» **Objective**: Figure out how many lines of the material below contain the word "para". Answer with the number only.

+++++

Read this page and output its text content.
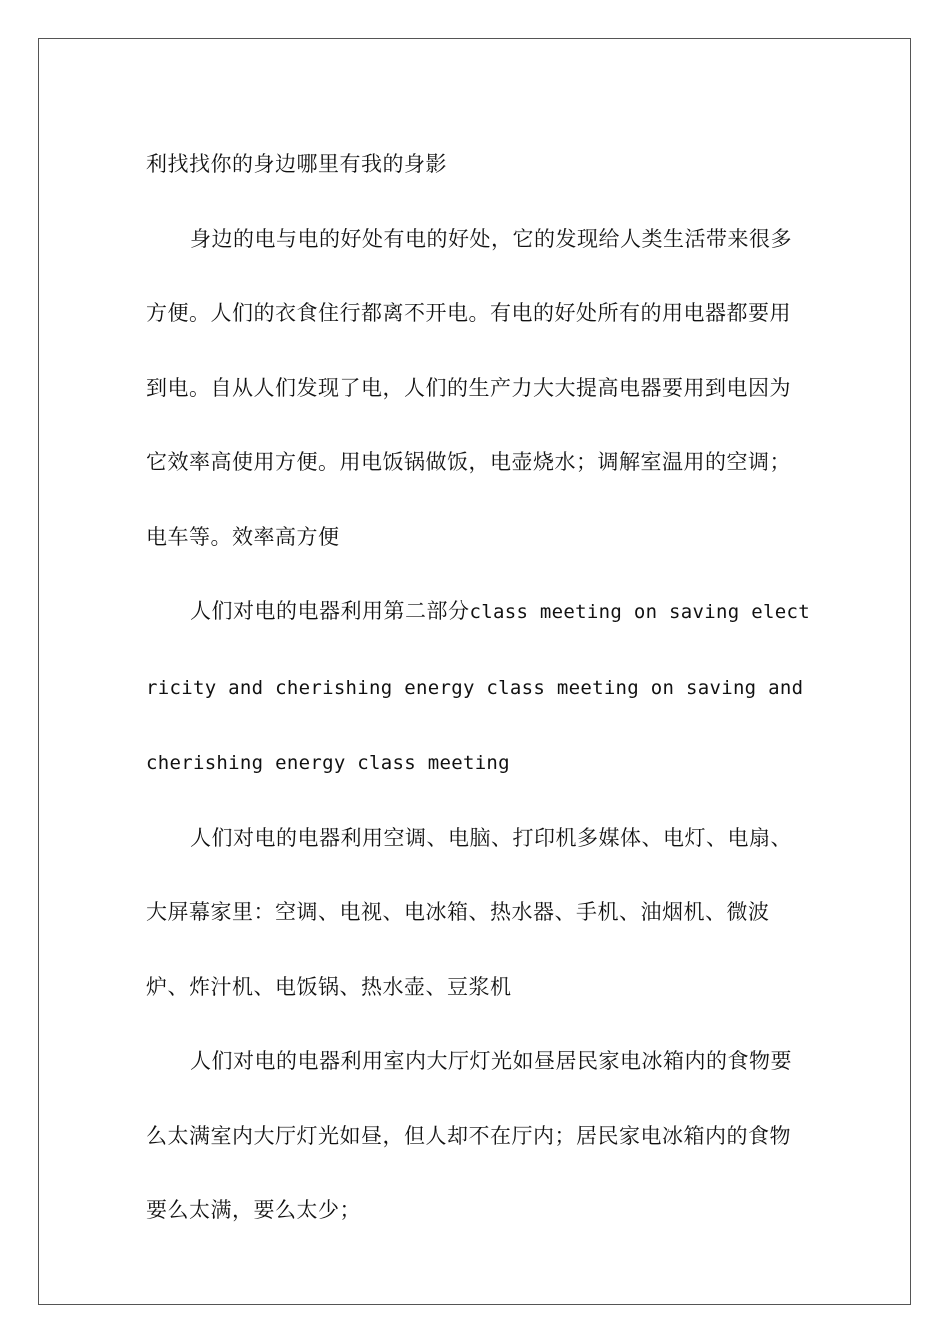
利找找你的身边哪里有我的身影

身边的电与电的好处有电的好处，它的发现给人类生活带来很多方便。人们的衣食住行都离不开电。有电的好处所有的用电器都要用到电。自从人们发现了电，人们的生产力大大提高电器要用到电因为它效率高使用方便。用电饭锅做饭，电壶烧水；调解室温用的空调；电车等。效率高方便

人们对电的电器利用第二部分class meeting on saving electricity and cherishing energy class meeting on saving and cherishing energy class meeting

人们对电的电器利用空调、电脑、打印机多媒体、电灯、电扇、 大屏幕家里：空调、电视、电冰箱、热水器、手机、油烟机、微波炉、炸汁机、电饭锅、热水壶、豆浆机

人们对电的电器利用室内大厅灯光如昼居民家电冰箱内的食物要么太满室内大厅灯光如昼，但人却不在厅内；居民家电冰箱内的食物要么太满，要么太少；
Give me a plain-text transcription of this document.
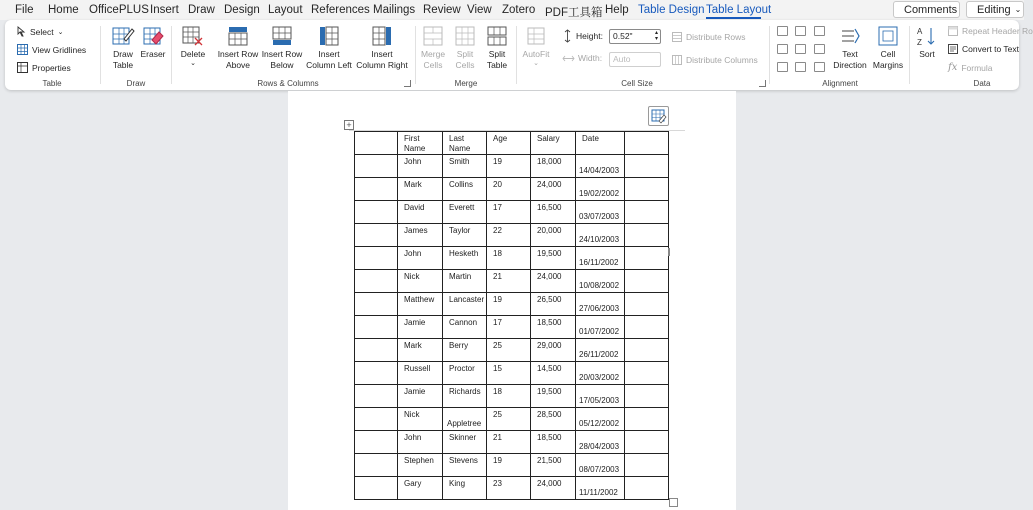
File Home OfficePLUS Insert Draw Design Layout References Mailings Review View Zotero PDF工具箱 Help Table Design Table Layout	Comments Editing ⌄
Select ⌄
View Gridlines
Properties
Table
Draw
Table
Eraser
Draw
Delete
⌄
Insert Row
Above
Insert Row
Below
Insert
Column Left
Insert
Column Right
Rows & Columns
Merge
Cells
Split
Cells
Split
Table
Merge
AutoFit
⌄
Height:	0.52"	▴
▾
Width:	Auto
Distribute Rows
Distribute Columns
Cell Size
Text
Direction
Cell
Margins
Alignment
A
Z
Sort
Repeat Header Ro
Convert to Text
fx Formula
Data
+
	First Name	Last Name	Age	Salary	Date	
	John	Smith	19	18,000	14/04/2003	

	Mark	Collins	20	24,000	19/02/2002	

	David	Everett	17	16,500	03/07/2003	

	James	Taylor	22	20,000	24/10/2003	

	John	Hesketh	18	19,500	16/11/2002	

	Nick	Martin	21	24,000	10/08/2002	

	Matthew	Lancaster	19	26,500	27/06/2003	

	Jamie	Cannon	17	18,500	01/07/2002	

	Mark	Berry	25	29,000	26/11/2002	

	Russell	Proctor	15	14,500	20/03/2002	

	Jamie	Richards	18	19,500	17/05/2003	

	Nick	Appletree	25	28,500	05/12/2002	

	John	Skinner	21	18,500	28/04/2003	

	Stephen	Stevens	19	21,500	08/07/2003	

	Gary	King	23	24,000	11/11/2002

+++++

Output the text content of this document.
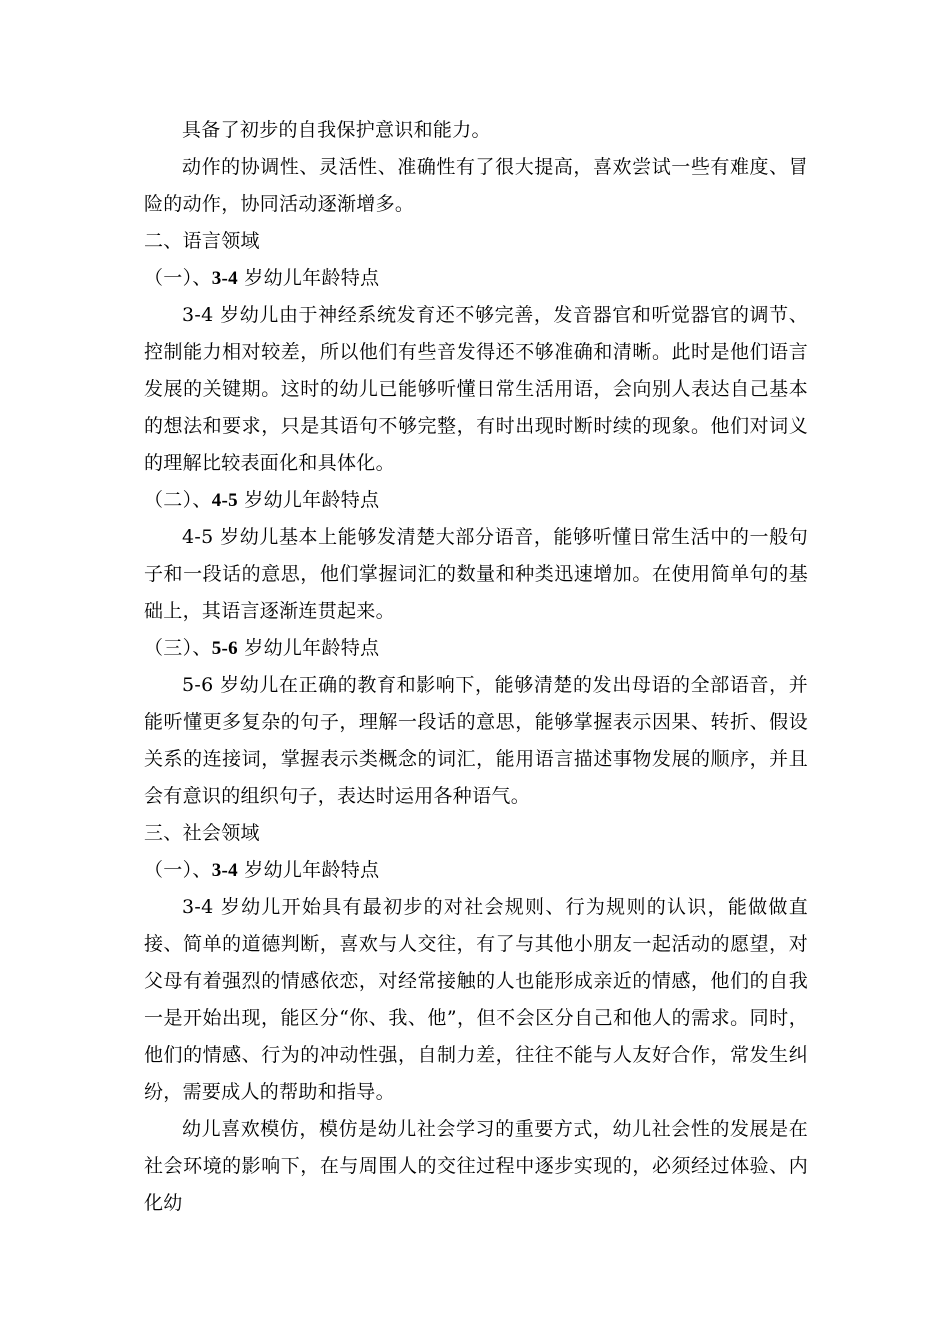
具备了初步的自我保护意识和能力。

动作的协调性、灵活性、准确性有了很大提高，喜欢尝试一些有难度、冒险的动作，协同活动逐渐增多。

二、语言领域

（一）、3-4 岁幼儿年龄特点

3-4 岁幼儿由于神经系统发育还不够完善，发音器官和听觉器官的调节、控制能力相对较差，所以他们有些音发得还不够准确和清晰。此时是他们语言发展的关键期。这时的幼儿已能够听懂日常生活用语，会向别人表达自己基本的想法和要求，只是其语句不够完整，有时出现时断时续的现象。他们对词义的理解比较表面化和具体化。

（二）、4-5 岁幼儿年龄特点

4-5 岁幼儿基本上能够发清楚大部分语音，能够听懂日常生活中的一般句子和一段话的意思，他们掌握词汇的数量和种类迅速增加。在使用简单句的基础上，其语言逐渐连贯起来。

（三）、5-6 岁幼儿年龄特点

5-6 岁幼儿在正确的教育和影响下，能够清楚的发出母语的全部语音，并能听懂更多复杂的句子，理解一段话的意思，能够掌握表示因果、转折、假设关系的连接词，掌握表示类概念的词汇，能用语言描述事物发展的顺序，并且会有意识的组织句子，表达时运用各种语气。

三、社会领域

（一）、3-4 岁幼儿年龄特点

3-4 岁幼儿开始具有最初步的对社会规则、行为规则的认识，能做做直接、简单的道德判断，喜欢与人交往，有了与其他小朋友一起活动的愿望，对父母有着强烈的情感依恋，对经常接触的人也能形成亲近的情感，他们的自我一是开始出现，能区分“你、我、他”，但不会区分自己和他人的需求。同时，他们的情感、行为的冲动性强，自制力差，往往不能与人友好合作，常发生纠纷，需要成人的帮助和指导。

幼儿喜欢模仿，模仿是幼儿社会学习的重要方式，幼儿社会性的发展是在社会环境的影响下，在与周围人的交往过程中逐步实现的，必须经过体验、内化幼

+++++

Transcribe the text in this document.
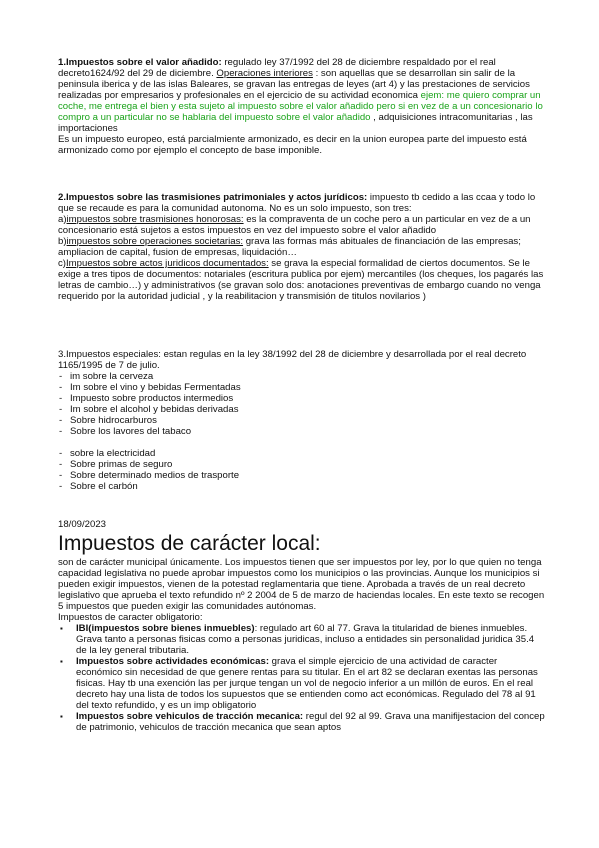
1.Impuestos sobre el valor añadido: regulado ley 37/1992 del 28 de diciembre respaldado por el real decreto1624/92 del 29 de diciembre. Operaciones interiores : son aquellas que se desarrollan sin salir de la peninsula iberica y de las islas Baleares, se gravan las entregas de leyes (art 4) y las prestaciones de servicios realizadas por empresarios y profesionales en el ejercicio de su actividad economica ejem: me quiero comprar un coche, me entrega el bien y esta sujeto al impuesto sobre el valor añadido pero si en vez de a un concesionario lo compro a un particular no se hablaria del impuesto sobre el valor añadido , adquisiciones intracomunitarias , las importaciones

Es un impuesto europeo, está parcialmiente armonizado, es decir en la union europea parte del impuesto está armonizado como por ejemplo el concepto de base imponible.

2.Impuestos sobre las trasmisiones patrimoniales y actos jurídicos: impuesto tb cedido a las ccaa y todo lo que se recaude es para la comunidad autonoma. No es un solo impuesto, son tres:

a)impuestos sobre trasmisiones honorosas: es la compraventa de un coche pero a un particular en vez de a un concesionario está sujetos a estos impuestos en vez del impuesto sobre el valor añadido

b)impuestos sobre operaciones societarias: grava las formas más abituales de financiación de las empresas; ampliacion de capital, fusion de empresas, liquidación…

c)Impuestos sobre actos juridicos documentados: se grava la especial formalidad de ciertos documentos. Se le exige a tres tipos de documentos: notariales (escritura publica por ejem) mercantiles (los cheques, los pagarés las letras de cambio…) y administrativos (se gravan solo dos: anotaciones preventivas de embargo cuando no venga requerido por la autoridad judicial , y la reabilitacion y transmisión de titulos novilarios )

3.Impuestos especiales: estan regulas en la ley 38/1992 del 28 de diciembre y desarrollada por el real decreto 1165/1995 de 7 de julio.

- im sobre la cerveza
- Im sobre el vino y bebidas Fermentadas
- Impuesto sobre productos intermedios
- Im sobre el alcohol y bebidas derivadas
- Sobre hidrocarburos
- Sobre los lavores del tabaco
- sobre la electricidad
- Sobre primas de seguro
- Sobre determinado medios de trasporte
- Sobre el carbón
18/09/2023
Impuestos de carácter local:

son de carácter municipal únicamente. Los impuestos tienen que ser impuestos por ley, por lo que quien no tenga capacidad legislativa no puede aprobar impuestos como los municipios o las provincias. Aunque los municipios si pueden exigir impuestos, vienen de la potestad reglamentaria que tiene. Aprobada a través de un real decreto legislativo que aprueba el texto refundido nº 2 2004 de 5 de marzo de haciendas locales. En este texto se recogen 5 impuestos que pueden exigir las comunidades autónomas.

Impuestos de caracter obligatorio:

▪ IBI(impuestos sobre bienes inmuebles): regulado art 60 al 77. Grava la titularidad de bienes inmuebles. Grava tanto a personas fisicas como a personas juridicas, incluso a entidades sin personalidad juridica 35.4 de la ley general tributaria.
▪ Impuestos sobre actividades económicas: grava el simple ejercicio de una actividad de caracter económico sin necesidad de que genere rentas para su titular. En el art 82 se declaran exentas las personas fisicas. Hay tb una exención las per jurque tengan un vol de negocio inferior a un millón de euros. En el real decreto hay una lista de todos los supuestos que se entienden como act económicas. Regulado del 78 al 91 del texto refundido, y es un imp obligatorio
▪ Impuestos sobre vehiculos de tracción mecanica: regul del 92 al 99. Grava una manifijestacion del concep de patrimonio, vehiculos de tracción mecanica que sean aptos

+++++

» **Answer for this exercise**: 2